**Written instruction:**
Copy the data below word for word, leaving out the pictures.

··· Entries provided

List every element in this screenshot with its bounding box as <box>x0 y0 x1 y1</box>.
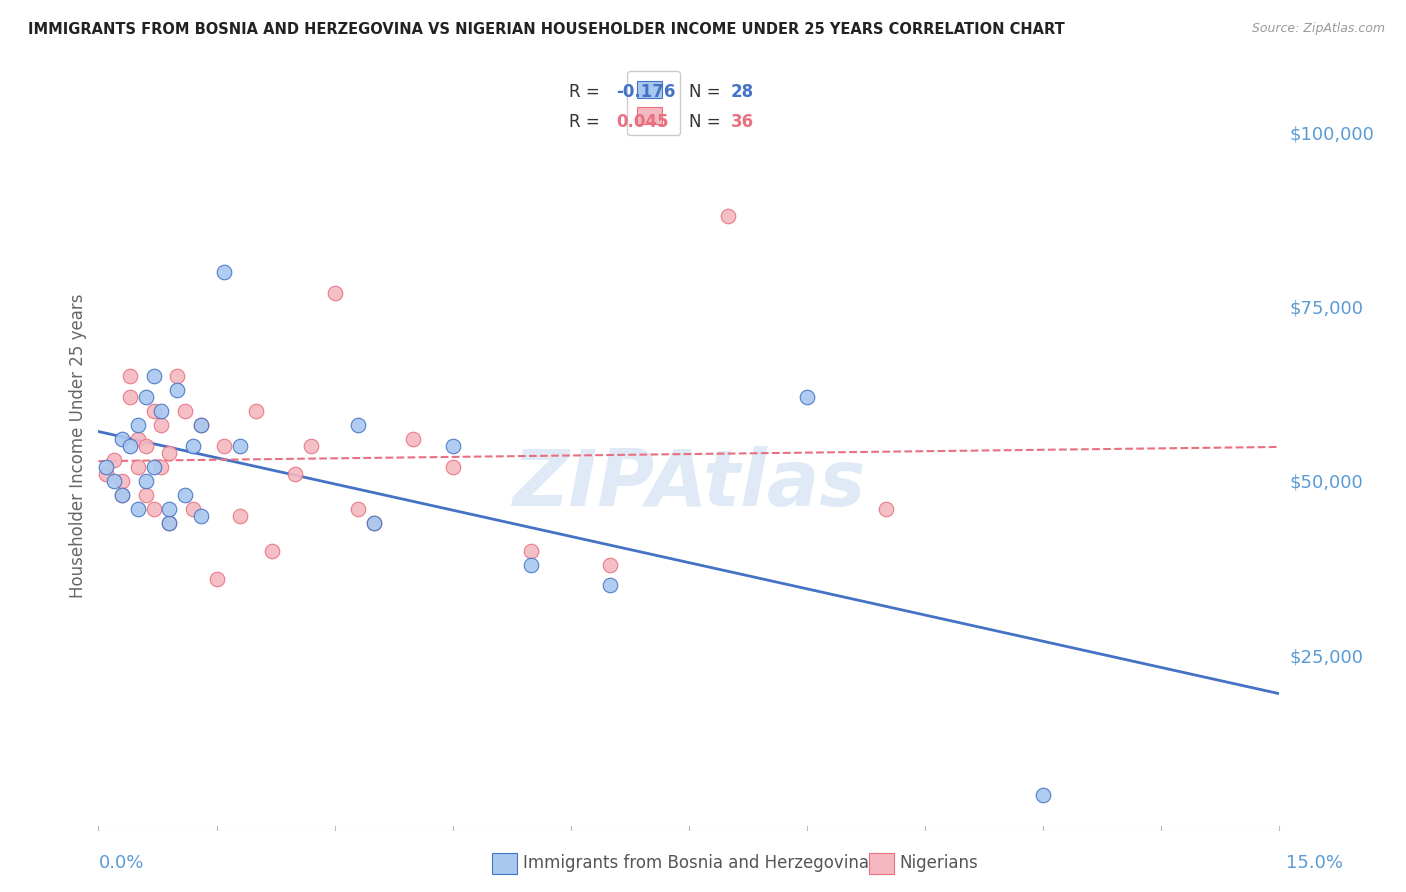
Point <box>174 488 197 502</box>
Y-axis label: Householder Income Under 25 years: Householder Income Under 25 years <box>69 293 87 599</box>
Point <box>157 516 180 530</box>
Text: 0.0%: 0.0% <box>98 855 143 872</box>
Point <box>111 432 134 446</box>
Point <box>260 543 283 558</box>
Text: IMMIGRANTS FROM BOSNIA AND HERZEGOVINA VS NIGERIAN HOUSEHOLDER INCOME UNDER 25 Y: IMMIGRANTS FROM BOSNIA AND HERZEGOVINA V… <box>28 22 1064 37</box>
Point <box>229 439 252 453</box>
Point <box>118 439 141 453</box>
Text: Source: ZipAtlas.com: Source: ZipAtlas.com <box>1251 22 1385 36</box>
Point <box>150 418 173 433</box>
Point <box>299 439 322 453</box>
Point <box>717 209 740 223</box>
Point <box>214 439 236 453</box>
Point <box>103 474 125 488</box>
Point <box>181 439 204 453</box>
Point <box>190 418 212 433</box>
Point <box>111 474 134 488</box>
Point <box>214 265 236 279</box>
Legend: , : , <box>627 70 681 136</box>
Point <box>245 404 267 418</box>
Point <box>190 508 212 523</box>
Point <box>796 390 818 404</box>
Point <box>111 488 134 502</box>
Point <box>157 516 180 530</box>
Point <box>157 501 180 516</box>
Point <box>135 439 157 453</box>
Point <box>520 543 543 558</box>
Point <box>166 383 188 397</box>
Text: R =: R = <box>569 113 606 131</box>
Point <box>135 488 157 502</box>
Text: R =: R = <box>569 83 606 101</box>
Point <box>142 404 165 418</box>
Point <box>441 459 464 474</box>
Point <box>284 467 307 481</box>
Point <box>142 369 165 384</box>
Point <box>150 459 173 474</box>
Point <box>166 369 188 384</box>
Point <box>174 404 197 418</box>
Point <box>875 501 897 516</box>
Text: 28: 28 <box>731 83 754 101</box>
Text: N =: N = <box>689 83 725 101</box>
Point <box>150 404 173 418</box>
Point <box>96 467 118 481</box>
Text: 0.045: 0.045 <box>616 113 668 131</box>
Point <box>127 432 149 446</box>
Point <box>190 418 212 433</box>
Point <box>181 501 204 516</box>
Point <box>599 578 621 592</box>
Point <box>127 501 149 516</box>
Point <box>205 572 228 586</box>
Text: N =: N = <box>689 113 725 131</box>
Point <box>157 446 180 460</box>
Point <box>347 501 370 516</box>
Point <box>103 453 125 467</box>
Text: 15.0%: 15.0% <box>1285 855 1343 872</box>
Point <box>363 516 385 530</box>
Point <box>229 508 252 523</box>
Point <box>142 459 165 474</box>
Text: 36: 36 <box>731 113 754 131</box>
Point <box>347 418 370 433</box>
Point <box>599 558 621 572</box>
Point <box>96 459 118 474</box>
Point <box>127 418 149 433</box>
Point <box>135 474 157 488</box>
Point <box>1032 788 1054 802</box>
Point <box>520 558 543 572</box>
Point <box>323 285 346 300</box>
Point <box>135 390 157 404</box>
Point <box>118 390 141 404</box>
Point <box>127 459 149 474</box>
Point <box>118 369 141 384</box>
Text: -0.176: -0.176 <box>616 83 675 101</box>
Text: Immigrants from Bosnia and Herzegovina: Immigrants from Bosnia and Herzegovina <box>523 855 869 872</box>
Point <box>142 501 165 516</box>
Point <box>111 488 134 502</box>
Point <box>363 516 385 530</box>
Point <box>402 432 425 446</box>
Point <box>441 439 464 453</box>
Text: ZIPAtlas: ZIPAtlas <box>512 446 866 523</box>
Text: Nigerians: Nigerians <box>900 855 979 872</box>
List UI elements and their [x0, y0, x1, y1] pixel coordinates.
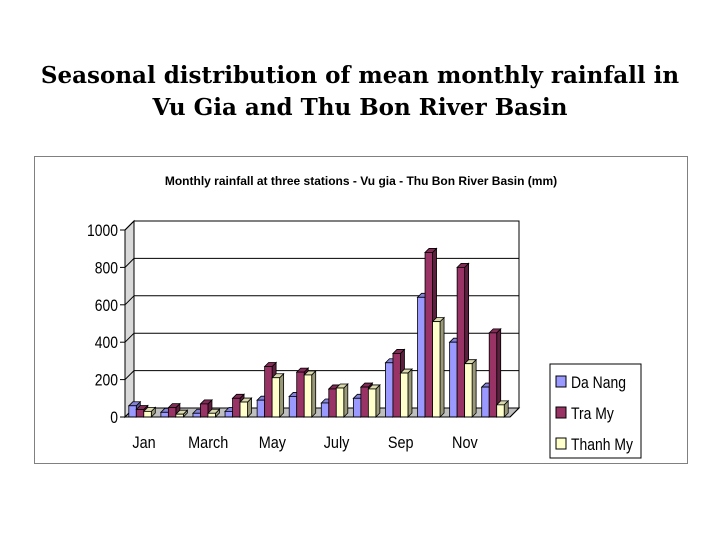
bar-thanh-my-may: [271, 372, 285, 418]
gridline-side: [124, 370, 135, 380]
bar-thanh-my-feb: [174, 409, 189, 418]
legend-entry-thanh-my: Thanh My: [555, 436, 633, 455]
bar-thanh-my-aug: [367, 383, 381, 418]
slide-title-line-1: Seasonal distribution of mean monthly ra…: [40, 62, 680, 89]
gridline-side: [124, 332, 135, 343]
bar-thanh-my-march: [206, 408, 221, 418]
x-tick-label: Nov: [452, 434, 478, 452]
x-tick-label: Jan: [132, 434, 155, 452]
y-tick-label: 0: [110, 409, 118, 428]
bar-thanh-my-nov: [463, 358, 478, 418]
bar-thanh-my-dec: [495, 399, 510, 418]
slide-title-line-2: Vu Gia and Thu Bon River Basin: [152, 94, 568, 121]
slide-title: Seasonal distribution of mean monthly ra…: [20, 60, 700, 124]
bar-thanh-my-jun: [303, 369, 317, 418]
bar-thanh-my-oct: [431, 316, 446, 418]
legend-entry-da-nang: Da Nang: [555, 374, 626, 393]
x-tick-label: July: [324, 434, 350, 452]
y-tick-label: 200: [95, 371, 119, 390]
chart-title: Monthly rainfall at three stations - Vu …: [165, 174, 557, 188]
y-tick-label: 800: [95, 259, 119, 278]
plot-side-wall: [124, 219, 135, 419]
x-axis-depth: [509, 407, 520, 418]
y-tick-label: 600: [95, 297, 119, 316]
svg-text:Tra My: Tra My: [571, 405, 614, 424]
y-tick-label: 400: [95, 334, 119, 353]
legend-entry-tra-my: Tra My: [555, 405, 614, 424]
x-tick-label: May: [259, 434, 286, 452]
x-tick-label: March: [188, 434, 228, 452]
gridline-side: [124, 295, 135, 306]
bar-thanh-my-sep: [399, 368, 413, 418]
gridline-side: [124, 258, 135, 268]
svg-text:Da Nang: Da Nang: [571, 374, 626, 393]
gridline-side: [124, 220, 135, 231]
bar-thanh-my-apr: [239, 397, 253, 418]
y-tick-label: 1000: [87, 222, 118, 241]
bar-thanh-my-july: [335, 383, 349, 418]
x-tick-label: Sep: [388, 434, 414, 452]
bar-thanh-my-jan: [142, 406, 157, 418]
svg-text:Thanh My: Thanh My: [571, 436, 633, 455]
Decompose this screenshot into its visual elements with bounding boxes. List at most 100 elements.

······

**Expected answer:**
List every element in this screenshot with its bounding box as <box>x0 y0 x1 y1</box>.
Point <box>174 488 197 502</box>
Y-axis label: Householder Income Under 25 years: Householder Income Under 25 years <box>69 293 87 599</box>
Point <box>157 516 180 530</box>
Text: 0.0%: 0.0% <box>98 855 143 872</box>
Point <box>111 432 134 446</box>
Point <box>260 543 283 558</box>
Text: IMMIGRANTS FROM BOSNIA AND HERZEGOVINA VS NIGERIAN HOUSEHOLDER INCOME UNDER 25 Y: IMMIGRANTS FROM BOSNIA AND HERZEGOVINA V… <box>28 22 1064 37</box>
Point <box>229 439 252 453</box>
Point <box>118 439 141 453</box>
Text: Source: ZipAtlas.com: Source: ZipAtlas.com <box>1251 22 1385 36</box>
Point <box>150 418 173 433</box>
Point <box>299 439 322 453</box>
Point <box>717 209 740 223</box>
Point <box>214 439 236 453</box>
Point <box>103 474 125 488</box>
Point <box>181 439 204 453</box>
Point <box>190 418 212 433</box>
Point <box>111 474 134 488</box>
Point <box>214 265 236 279</box>
Legend: , : , <box>627 70 681 136</box>
Point <box>245 404 267 418</box>
Point <box>190 508 212 523</box>
Point <box>796 390 818 404</box>
Point <box>111 488 134 502</box>
Point <box>157 516 180 530</box>
Point <box>157 501 180 516</box>
Point <box>135 439 157 453</box>
Point <box>520 543 543 558</box>
Point <box>166 383 188 397</box>
Text: R =: R = <box>569 113 606 131</box>
Point <box>135 488 157 502</box>
Text: R =: R = <box>569 83 606 101</box>
Point <box>142 404 165 418</box>
Point <box>441 459 464 474</box>
Point <box>284 467 307 481</box>
Point <box>142 369 165 384</box>
Point <box>150 459 173 474</box>
Point <box>166 369 188 384</box>
Point <box>174 404 197 418</box>
Point <box>875 501 897 516</box>
Text: 28: 28 <box>731 83 754 101</box>
Text: N =: N = <box>689 83 725 101</box>
Point <box>150 404 173 418</box>
Point <box>96 467 118 481</box>
Text: 0.045: 0.045 <box>616 113 668 131</box>
Point <box>127 432 149 446</box>
Point <box>190 418 212 433</box>
Point <box>181 501 204 516</box>
Point <box>599 578 621 592</box>
Point <box>127 501 149 516</box>
Point <box>205 572 228 586</box>
Text: N =: N = <box>689 113 725 131</box>
Point <box>157 446 180 460</box>
Point <box>347 501 370 516</box>
Point <box>103 453 125 467</box>
Text: 15.0%: 15.0% <box>1285 855 1343 872</box>
Point <box>363 516 385 530</box>
Point <box>229 508 252 523</box>
Point <box>142 459 165 474</box>
Text: 36: 36 <box>731 113 754 131</box>
Point <box>347 418 370 433</box>
Point <box>599 558 621 572</box>
Point <box>96 459 118 474</box>
Point <box>127 418 149 433</box>
Point <box>135 474 157 488</box>
Point <box>1032 788 1054 802</box>
Point <box>520 558 543 572</box>
Point <box>323 285 346 300</box>
Point <box>135 390 157 404</box>
Point <box>118 390 141 404</box>
Point <box>127 459 149 474</box>
Point <box>118 369 141 384</box>
Text: -0.176: -0.176 <box>616 83 675 101</box>
Text: Immigrants from Bosnia and Herzegovina: Immigrants from Bosnia and Herzegovina <box>523 855 869 872</box>
Point <box>142 501 165 516</box>
Point <box>111 488 134 502</box>
Point <box>363 516 385 530</box>
Point <box>402 432 425 446</box>
Point <box>441 439 464 453</box>
Text: ZIPAtlas: ZIPAtlas <box>512 446 866 523</box>
Text: Nigerians: Nigerians <box>900 855 979 872</box>
List UI elements and their [x0, y0, x1, y1] pixel coordinates.
bar-thanh-my-may: [271, 372, 285, 418]
gridline-side: [124, 370, 135, 380]
bar-thanh-my-feb: [174, 409, 189, 418]
legend-entry-thanh-my: Thanh My: [555, 436, 633, 455]
bar-thanh-my-aug: [367, 383, 381, 418]
slide-title-line-1: Seasonal distribution of mean monthly ra…: [40, 62, 680, 89]
gridline-side: [124, 332, 135, 343]
bar-thanh-my-march: [206, 408, 221, 418]
x-tick-label: Nov: [452, 434, 478, 452]
x-tick-label: Jan: [132, 434, 155, 452]
y-tick-label: 0: [110, 409, 118, 428]
bar-thanh-my-nov: [463, 358, 478, 418]
bar-thanh-my-dec: [495, 399, 510, 418]
slide-title-line-2: Vu Gia and Thu Bon River Basin: [152, 94, 568, 121]
slide-title: Seasonal distribution of mean monthly ra…: [20, 60, 700, 124]
bar-thanh-my-jun: [303, 369, 317, 418]
bar-thanh-my-oct: [431, 316, 446, 418]
legend-entry-da-nang: Da Nang: [555, 374, 626, 393]
x-tick-label: July: [324, 434, 350, 452]
y-tick-label: 200: [95, 371, 119, 390]
chart-title: Monthly rainfall at three stations - Vu …: [165, 174, 557, 188]
y-tick-label: 800: [95, 259, 119, 278]
plot-side-wall: [124, 219, 135, 419]
x-axis-depth: [509, 407, 520, 418]
y-tick-label: 600: [95, 297, 119, 316]
svg-text:Tra My: Tra My: [571, 405, 614, 424]
y-tick-label: 400: [95, 334, 119, 353]
legend-entry-tra-my: Tra My: [555, 405, 614, 424]
x-tick-label: May: [259, 434, 286, 452]
x-tick-label: March: [188, 434, 228, 452]
gridline-side: [124, 295, 135, 306]
bar-thanh-my-sep: [399, 368, 413, 418]
gridline-side: [124, 258, 135, 268]
svg-text:Da Nang: Da Nang: [571, 374, 626, 393]
gridline-side: [124, 220, 135, 231]
bar-thanh-my-apr: [239, 397, 253, 418]
y-tick-label: 1000: [87, 222, 118, 241]
bar-thanh-my-july: [335, 383, 349, 418]
x-tick-label: Sep: [388, 434, 414, 452]
bar-thanh-my-jan: [142, 406, 157, 418]
svg-text:Thanh My: Thanh My: [571, 436, 633, 455]
Decompose this screenshot into its visual elements with bounding boxes. List at most 100 elements.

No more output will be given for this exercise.